— START OF Dataset excerpts —
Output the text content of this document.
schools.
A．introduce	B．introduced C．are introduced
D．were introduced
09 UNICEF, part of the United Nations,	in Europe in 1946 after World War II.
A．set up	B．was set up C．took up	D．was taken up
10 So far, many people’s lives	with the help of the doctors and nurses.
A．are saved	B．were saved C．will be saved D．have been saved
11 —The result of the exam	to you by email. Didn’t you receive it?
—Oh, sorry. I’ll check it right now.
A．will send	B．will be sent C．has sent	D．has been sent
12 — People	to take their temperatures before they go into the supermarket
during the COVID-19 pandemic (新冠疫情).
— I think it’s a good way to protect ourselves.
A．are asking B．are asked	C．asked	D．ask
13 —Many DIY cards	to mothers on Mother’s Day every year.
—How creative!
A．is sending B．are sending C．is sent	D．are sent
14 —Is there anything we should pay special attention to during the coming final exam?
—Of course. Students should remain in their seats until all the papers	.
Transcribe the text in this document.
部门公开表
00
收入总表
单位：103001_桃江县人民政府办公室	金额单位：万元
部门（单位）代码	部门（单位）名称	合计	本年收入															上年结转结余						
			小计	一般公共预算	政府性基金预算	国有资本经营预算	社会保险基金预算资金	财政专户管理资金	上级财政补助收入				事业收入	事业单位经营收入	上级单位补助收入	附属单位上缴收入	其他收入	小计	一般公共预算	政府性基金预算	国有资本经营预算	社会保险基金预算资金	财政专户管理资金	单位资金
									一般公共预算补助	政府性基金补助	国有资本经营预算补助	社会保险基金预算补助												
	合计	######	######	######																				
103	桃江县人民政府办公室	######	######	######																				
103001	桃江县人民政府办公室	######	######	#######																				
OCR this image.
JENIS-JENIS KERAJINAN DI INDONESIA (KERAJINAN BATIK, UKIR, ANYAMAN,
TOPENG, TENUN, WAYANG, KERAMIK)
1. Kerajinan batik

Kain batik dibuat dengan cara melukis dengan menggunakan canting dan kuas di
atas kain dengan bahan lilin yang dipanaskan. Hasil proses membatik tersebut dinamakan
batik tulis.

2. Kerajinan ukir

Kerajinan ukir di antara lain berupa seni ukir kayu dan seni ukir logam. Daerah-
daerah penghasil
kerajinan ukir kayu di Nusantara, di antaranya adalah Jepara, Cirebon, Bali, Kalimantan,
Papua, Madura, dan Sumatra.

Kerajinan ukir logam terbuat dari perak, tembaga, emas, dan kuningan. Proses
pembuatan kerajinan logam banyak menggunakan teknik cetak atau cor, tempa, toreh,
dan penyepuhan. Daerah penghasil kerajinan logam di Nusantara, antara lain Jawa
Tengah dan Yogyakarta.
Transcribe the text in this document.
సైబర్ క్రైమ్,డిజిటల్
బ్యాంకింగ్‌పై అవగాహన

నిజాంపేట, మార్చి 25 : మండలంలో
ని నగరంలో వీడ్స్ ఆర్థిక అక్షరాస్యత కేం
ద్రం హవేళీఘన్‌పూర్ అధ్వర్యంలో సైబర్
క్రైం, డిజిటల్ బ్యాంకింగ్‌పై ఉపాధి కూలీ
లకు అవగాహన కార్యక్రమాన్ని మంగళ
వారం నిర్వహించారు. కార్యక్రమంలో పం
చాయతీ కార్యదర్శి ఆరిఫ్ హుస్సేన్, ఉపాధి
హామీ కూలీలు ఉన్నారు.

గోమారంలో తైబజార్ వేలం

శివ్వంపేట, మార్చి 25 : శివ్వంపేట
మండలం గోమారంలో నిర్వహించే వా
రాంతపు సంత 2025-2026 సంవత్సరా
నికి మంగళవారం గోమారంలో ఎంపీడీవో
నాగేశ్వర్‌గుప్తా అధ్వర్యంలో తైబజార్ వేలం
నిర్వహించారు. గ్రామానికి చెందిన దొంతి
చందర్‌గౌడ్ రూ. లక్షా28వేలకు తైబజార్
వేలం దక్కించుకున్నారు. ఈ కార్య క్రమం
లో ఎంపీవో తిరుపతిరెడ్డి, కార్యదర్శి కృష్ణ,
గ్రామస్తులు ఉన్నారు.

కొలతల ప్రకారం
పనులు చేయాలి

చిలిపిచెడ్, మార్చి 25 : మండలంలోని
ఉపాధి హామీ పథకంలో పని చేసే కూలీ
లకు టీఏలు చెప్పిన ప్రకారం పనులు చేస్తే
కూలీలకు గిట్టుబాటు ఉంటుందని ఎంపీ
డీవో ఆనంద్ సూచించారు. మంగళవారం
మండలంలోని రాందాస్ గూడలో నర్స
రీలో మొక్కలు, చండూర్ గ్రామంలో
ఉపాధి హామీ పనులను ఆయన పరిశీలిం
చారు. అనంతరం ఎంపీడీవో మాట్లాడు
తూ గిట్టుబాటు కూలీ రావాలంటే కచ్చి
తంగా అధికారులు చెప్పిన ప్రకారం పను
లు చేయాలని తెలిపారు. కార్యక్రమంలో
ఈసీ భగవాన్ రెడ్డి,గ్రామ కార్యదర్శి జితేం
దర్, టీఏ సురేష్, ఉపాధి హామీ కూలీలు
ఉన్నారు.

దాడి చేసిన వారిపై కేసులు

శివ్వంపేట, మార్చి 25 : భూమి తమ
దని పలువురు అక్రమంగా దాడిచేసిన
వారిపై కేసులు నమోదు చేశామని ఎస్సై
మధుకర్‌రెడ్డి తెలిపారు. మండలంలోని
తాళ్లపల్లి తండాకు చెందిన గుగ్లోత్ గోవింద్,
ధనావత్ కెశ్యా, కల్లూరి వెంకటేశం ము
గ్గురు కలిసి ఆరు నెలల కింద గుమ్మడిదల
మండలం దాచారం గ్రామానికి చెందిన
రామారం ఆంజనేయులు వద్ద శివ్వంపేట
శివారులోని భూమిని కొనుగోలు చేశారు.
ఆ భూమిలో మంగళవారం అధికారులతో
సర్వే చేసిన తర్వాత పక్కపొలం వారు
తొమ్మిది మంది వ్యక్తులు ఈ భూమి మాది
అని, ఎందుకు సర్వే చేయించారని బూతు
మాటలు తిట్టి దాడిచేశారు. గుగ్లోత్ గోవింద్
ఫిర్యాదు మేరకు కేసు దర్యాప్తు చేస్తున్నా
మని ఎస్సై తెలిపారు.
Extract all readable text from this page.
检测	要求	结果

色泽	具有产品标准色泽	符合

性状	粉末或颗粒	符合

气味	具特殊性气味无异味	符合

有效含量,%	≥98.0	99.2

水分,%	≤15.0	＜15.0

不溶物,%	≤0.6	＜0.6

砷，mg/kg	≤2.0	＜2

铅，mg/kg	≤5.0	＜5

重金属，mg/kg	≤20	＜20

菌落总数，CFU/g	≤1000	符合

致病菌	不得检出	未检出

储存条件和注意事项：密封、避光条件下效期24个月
— END OF Dataset excerpts —
§ **Instructions for the task**
Check each line above for the word "logam", and copy the lines where it appears.

§ **The output**
Kerajinan ukir di antara lain berupa seni ukir kayu dan seni ukir logam. Daerah-
Kerajinan ukir logam terbuat dari perak, tembaga, emas, dan kuningan. Proses
pembuatan kerajinan logam banyak menggunakan teknik cetak atau cor, tempa, toreh,
dan penyepuhan. Daerah penghasil kerajinan logam di Nusantara, antara lain Jawa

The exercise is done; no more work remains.